Transcribe the records below line for line, changing nothing, and omit the pictures.

─── Given entries ───

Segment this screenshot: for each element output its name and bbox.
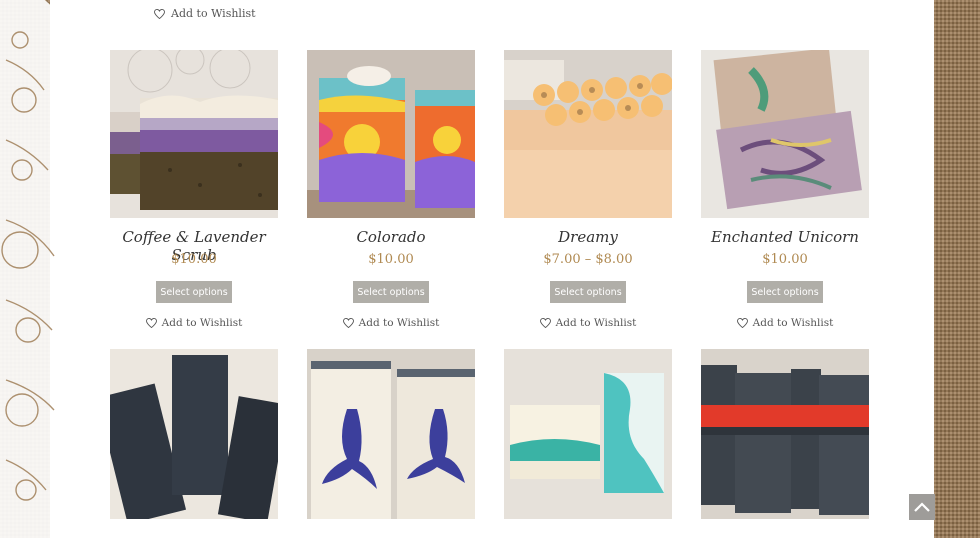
- burlap-left-texture: [0, 0, 52, 538]
- product-image-mermaid[interactable]: [307, 349, 475, 519]
- product-price: $10.00: [171, 252, 217, 267]
- product-card-enchanted-unicorn: Enchanted Unicorn $10.00 Select options …: [701, 50, 869, 329]
- heart-icon: [736, 318, 748, 328]
- wishlist-label: Add to Wishlist: [752, 317, 834, 329]
- product-price: $7.00 – $8.00: [543, 252, 633, 267]
- product-card-dreamy: Dreamy $7.00 – $8.00 Select options Add …: [504, 50, 672, 329]
- product-title[interactable]: Coffee & Lavender Scrub: [110, 228, 278, 264]
- product-image-ocean[interactable]: [504, 349, 672, 519]
- product-card-charcoal: [110, 349, 278, 519]
- heart-icon: [539, 318, 551, 328]
- product-image-coffee-lavender[interactable]: [110, 50, 278, 218]
- main-content: Add to Wishlist Coffee & Lavender Scrub …: [50, 0, 934, 538]
- product-card-colorado: Colorado $10.00 Select options Add to Wi…: [307, 50, 475, 329]
- chevron-up-icon: [914, 502, 930, 512]
- product-title[interactable]: Colorado: [307, 228, 475, 252]
- select-options-button[interactable]: Select options: [550, 281, 626, 303]
- product-card-coffee-lavender: Coffee & Lavender Scrub $10.00 Select op…: [110, 50, 278, 329]
- wishlist-label: Add to Wishlist: [171, 7, 256, 20]
- product-card-mermaid: [307, 349, 475, 519]
- wishlist-label: Add to Wishlist: [358, 317, 440, 329]
- heart-icon: [154, 8, 165, 19]
- wishlist-link[interactable]: Add to Wishlist: [110, 317, 278, 329]
- product-title[interactable]: Enchanted Unicorn: [701, 228, 869, 252]
- product-image-charcoal[interactable]: [110, 349, 278, 519]
- scroll-to-top-button[interactable]: [909, 494, 935, 520]
- wishlist-label: Add to Wishlist: [555, 317, 637, 329]
- product-card-thin-red-line: [701, 349, 869, 519]
- burlap-right-texture: [934, 0, 980, 538]
- select-options-button[interactable]: Select options: [156, 281, 232, 303]
- wishlist-link[interactable]: Add to Wishlist: [504, 317, 672, 329]
- product-price: $10.00: [762, 252, 808, 267]
- product-image-dreamy[interactable]: [504, 50, 672, 218]
- product-image-thin-red-line[interactable]: [701, 349, 869, 519]
- select-options-button[interactable]: Select options: [747, 281, 823, 303]
- wishlist-link[interactable]: Add to Wishlist: [701, 317, 869, 329]
- wishlist-label: Add to Wishlist: [161, 317, 243, 329]
- product-card-ocean: [504, 349, 672, 519]
- product-price: $10.00: [368, 252, 414, 267]
- product-image-enchanted-unicorn[interactable]: [701, 50, 869, 218]
- product-grid: Coffee & Lavender Scrub $10.00 Select op…: [110, 50, 869, 519]
- wishlist-link[interactable]: Add to Wishlist: [307, 317, 475, 329]
- product-title[interactable]: Dreamy: [504, 228, 672, 252]
- heart-icon: [145, 318, 157, 328]
- heart-icon: [342, 318, 354, 328]
- select-options-button[interactable]: Select options: [353, 281, 429, 303]
- product-image-colorado[interactable]: [307, 50, 475, 218]
- wishlist-link-top[interactable]: Add to Wishlist: [154, 7, 264, 20]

───

▶ [The reply]:
Segment this screenshot: for each element output its name and bbox.
- burlap-left-texture: [0, 0, 52, 538]
- product-image-mermaid[interactable]: [307, 349, 475, 519]
- product-price: $10.00: [171, 252, 217, 267]
- product-card-enchanted-unicorn: Enchanted Unicorn $10.00 Select options …: [701, 50, 869, 329]
- heart-icon: [736, 318, 748, 328]
- wishlist-label: Add to Wishlist: [752, 317, 834, 329]
- product-price: $7.00 – $8.00: [543, 252, 633, 267]
- product-card-dreamy: Dreamy $7.00 – $8.00 Select options Add …: [504, 50, 672, 329]
- product-title[interactable]: Coffee & Lavender Scrub: [110, 228, 278, 264]
- product-image-ocean[interactable]: [504, 349, 672, 519]
- product-card-charcoal: [110, 349, 278, 519]
- heart-icon: [539, 318, 551, 328]
- product-image-coffee-lavender[interactable]: [110, 50, 278, 218]
- main-content: Add to Wishlist Coffee & Lavender Scrub …: [50, 0, 934, 538]
- product-card-colorado: Colorado $10.00 Select options Add to Wi…: [307, 50, 475, 329]
- chevron-up-icon: [914, 502, 930, 512]
- product-title[interactable]: Colorado: [307, 228, 475, 252]
- select-options-button[interactable]: Select options: [550, 281, 626, 303]
- product-card-coffee-lavender: Coffee & Lavender Scrub $10.00 Select op…: [110, 50, 278, 329]
- wishlist-label: Add to Wishlist: [171, 7, 256, 20]
- product-card-mermaid: [307, 349, 475, 519]
- wishlist-label: Add to Wishlist: [358, 317, 440, 329]
- heart-icon: [154, 8, 165, 19]
- wishlist-link[interactable]: Add to Wishlist: [110, 317, 278, 329]
- product-title[interactable]: Enchanted Unicorn: [701, 228, 869, 252]
- product-image-charcoal[interactable]: [110, 349, 278, 519]
- scroll-to-top-button[interactable]: [909, 494, 935, 520]
- wishlist-label: Add to Wishlist: [555, 317, 637, 329]
- product-card-thin-red-line: [701, 349, 869, 519]
- burlap-right-texture: [934, 0, 980, 538]
- select-options-button[interactable]: Select options: [156, 281, 232, 303]
- wishlist-link[interactable]: Add to Wishlist: [504, 317, 672, 329]
- product-price: $10.00: [762, 252, 808, 267]
- product-image-dreamy[interactable]: [504, 50, 672, 218]
- product-image-thin-red-line[interactable]: [701, 349, 869, 519]
- select-options-button[interactable]: Select options: [747, 281, 823, 303]
- wishlist-link[interactable]: Add to Wishlist: [701, 317, 869, 329]
- wishlist-label: Add to Wishlist: [161, 317, 243, 329]
- product-card-ocean: [504, 349, 672, 519]
- product-price: $10.00: [368, 252, 414, 267]
- product-image-enchanted-unicorn[interactable]: [701, 50, 869, 218]
- product-grid: Coffee & Lavender Scrub $10.00 Select op…: [110, 50, 869, 519]
- wishlist-link[interactable]: Add to Wishlist: [307, 317, 475, 329]
- product-title[interactable]: Dreamy: [504, 228, 672, 252]
- heart-icon: [145, 318, 157, 328]
- heart-icon: [342, 318, 354, 328]
- select-options-button[interactable]: Select options: [353, 281, 429, 303]
- product-image-colorado[interactable]: [307, 50, 475, 218]
- wishlist-link-top[interactable]: Add to Wishlist: [154, 7, 264, 20]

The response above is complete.